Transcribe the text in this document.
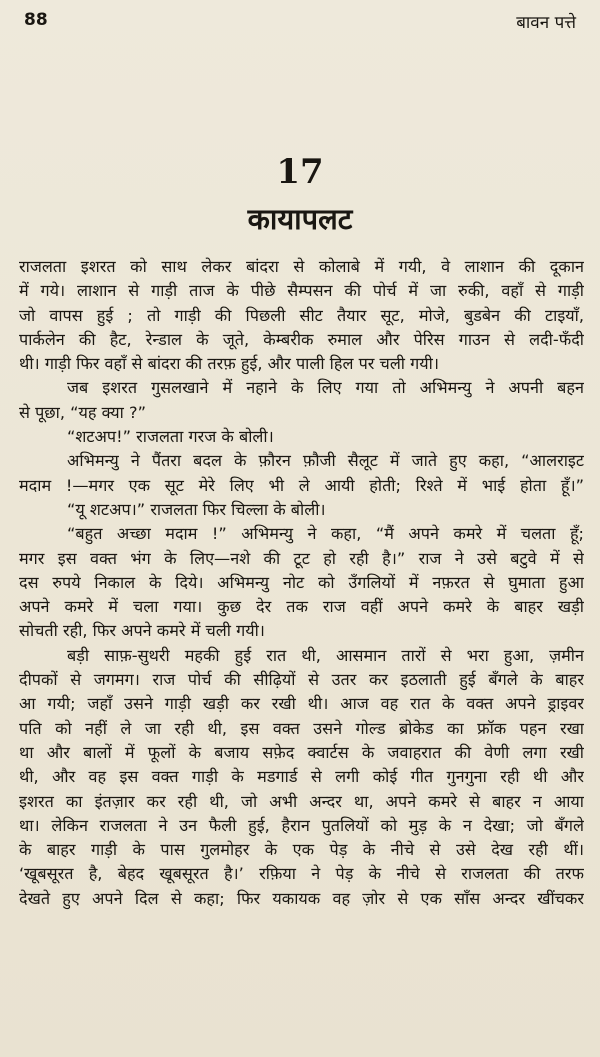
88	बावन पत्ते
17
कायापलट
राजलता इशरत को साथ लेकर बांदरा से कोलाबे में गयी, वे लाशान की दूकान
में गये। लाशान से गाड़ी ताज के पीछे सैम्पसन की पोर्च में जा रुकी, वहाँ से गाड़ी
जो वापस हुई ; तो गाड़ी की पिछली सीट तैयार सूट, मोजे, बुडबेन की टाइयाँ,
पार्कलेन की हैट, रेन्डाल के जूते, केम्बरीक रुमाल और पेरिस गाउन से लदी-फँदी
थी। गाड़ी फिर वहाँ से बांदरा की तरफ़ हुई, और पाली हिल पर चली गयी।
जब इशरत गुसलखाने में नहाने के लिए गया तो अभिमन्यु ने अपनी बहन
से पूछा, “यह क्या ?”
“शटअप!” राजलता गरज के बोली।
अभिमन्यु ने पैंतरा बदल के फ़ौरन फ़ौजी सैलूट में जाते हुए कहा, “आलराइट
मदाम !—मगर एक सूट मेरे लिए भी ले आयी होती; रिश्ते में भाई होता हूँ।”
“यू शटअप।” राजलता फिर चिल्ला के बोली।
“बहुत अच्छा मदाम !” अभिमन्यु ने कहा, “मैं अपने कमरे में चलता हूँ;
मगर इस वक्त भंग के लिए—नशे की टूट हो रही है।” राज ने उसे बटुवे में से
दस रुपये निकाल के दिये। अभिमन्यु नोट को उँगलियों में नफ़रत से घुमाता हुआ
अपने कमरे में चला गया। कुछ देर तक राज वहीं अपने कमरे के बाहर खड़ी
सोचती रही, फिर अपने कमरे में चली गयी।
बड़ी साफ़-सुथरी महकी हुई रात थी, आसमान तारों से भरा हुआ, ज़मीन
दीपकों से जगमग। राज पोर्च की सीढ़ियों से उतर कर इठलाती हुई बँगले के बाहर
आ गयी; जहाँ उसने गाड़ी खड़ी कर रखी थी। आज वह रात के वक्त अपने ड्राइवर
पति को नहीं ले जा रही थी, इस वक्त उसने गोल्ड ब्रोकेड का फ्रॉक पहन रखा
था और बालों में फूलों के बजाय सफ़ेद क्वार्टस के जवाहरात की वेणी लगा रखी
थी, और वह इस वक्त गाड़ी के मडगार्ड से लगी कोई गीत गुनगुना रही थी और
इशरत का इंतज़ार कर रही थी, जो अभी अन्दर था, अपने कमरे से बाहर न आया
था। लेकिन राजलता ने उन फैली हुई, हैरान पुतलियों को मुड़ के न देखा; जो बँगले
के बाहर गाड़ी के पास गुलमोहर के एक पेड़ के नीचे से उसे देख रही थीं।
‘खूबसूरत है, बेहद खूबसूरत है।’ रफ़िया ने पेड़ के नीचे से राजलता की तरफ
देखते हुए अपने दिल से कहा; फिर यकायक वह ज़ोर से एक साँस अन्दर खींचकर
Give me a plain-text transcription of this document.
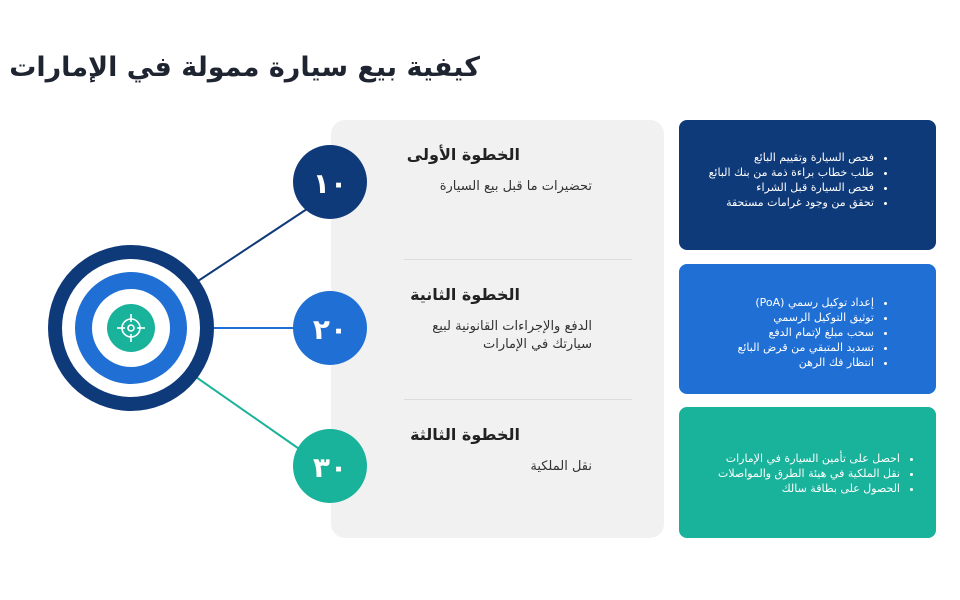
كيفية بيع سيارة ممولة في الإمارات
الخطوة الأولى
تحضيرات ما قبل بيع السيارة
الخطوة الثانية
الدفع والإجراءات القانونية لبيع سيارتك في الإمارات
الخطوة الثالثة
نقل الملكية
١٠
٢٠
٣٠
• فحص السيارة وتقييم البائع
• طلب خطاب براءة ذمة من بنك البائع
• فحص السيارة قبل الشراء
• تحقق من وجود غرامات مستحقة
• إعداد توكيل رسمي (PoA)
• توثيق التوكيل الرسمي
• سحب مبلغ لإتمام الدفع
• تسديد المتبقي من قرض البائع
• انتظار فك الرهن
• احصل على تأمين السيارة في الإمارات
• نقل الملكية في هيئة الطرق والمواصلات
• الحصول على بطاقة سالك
=-=-=-=-=
## Written exercise:
Set down the material above as is, without any pictures.

## Solution to this exercise:
Transcribe the text in this document.
88	बावन पत्ते
17
कायापलट
राजलता इशरत को साथ लेकर बांदरा से कोलाबे में गयी, वे लाशान की दूकान
में गये। लाशान से गाड़ी ताज के पीछे सैम्पसन की पोर्च में जा रुकी, वहाँ से गाड़ी
जो वापस हुई ; तो गाड़ी की पिछली सीट तैयार सूट, मोजे, बुडबेन की टाइयाँ,
पार्कलेन की हैट, रेन्डाल के जूते, केम्बरीक रुमाल और पेरिस गाउन से लदी-फँदी
थी। गाड़ी फिर वहाँ से बांदरा की तरफ़ हुई, और पाली हिल पर चली गयी।
जब इशरत गुसलखाने में नहाने के लिए गया तो अभिमन्यु ने अपनी बहन
से पूछा, “यह क्या ?”
“शटअप!” राजलता गरज के बोली।
अभिमन्यु ने पैंतरा बदल के फ़ौरन फ़ौजी सैलूट में जाते हुए कहा, “आलराइट
मदाम !—मगर एक सूट मेरे लिए भी ले आयी होती; रिश्ते में भाई होता हूँ।”
“यू शटअप।” राजलता फिर चिल्ला के बोली।
“बहुत अच्छा मदाम !” अभिमन्यु ने कहा, “मैं अपने कमरे में चलता हूँ;
मगर इस वक्त भंग के लिए—नशे की टूट हो रही है।” राज ने उसे बटुवे में से
दस रुपये निकाल के दिये। अभिमन्यु नोट को उँगलियों में नफ़रत से घुमाता हुआ
अपने कमरे में चला गया। कुछ देर तक राज वहीं अपने कमरे के बाहर खड़ी
सोचती रही, फिर अपने कमरे में चली गयी।
बड़ी साफ़-सुथरी महकी हुई रात थी, आसमान तारों से भरा हुआ, ज़मीन
दीपकों से जगमग। राज पोर्च की सीढ़ियों से उतर कर इठलाती हुई बँगले के बाहर
आ गयी; जहाँ उसने गाड़ी खड़ी कर रखी थी। आज वह रात के वक्त अपने ड्राइवर
पति को नहीं ले जा रही थी, इस वक्त उसने गोल्ड ब्रोकेड का फ्रॉक पहन रखा
था और बालों में फूलों के बजाय सफ़ेद क्वार्टस के जवाहरात की वेणी लगा रखी
थी, और वह इस वक्त गाड़ी के मडगार्ड से लगी कोई गीत गुनगुना रही थी और
इशरत का इंतज़ार कर रही थी, जो अभी अन्दर था, अपने कमरे से बाहर न आया
था। लेकिन राजलता ने उन फैली हुई, हैरान पुतलियों को मुड़ के न देखा; जो बँगले
के बाहर गाड़ी के पास गुलमोहर के एक पेड़ के नीचे से उसे देख रही थीं।
‘खूबसूरत है, बेहद खूबसूरत है।’ रफ़िया ने पेड़ के नीचे से राजलता की तरफ
देखते हुए अपने दिल से कहा; फिर यकायक वह ज़ोर से एक साँस अन्दर खींचकर
Give me a plain-text transcription of this document.
كيفية بيع سيارة ممولة في الإمارات
الخطوة الأولى
تحضيرات ما قبل بيع السيارة
الخطوة الثانية
الدفع والإجراءات القانونية لبيع سيارتك في الإمارات
الخطوة الثالثة
نقل الملكية
١٠
٢٠
٣٠
• فحص السيارة وتقييم البائع
• طلب خطاب براءة ذمة من بنك البائع
• فحص السيارة قبل الشراء
• تحقق من وجود غرامات مستحقة
• إعداد توكيل رسمي (PoA)
• توثيق التوكيل الرسمي
• سحب مبلغ لإتمام الدفع
• تسديد المتبقي من قرض البائع
• انتظار فك الرهن
• احصل على تأمين السيارة في الإمارات
• نقل الملكية في هيئة الطرق والمواصلات
• الحصول على بطاقة سالك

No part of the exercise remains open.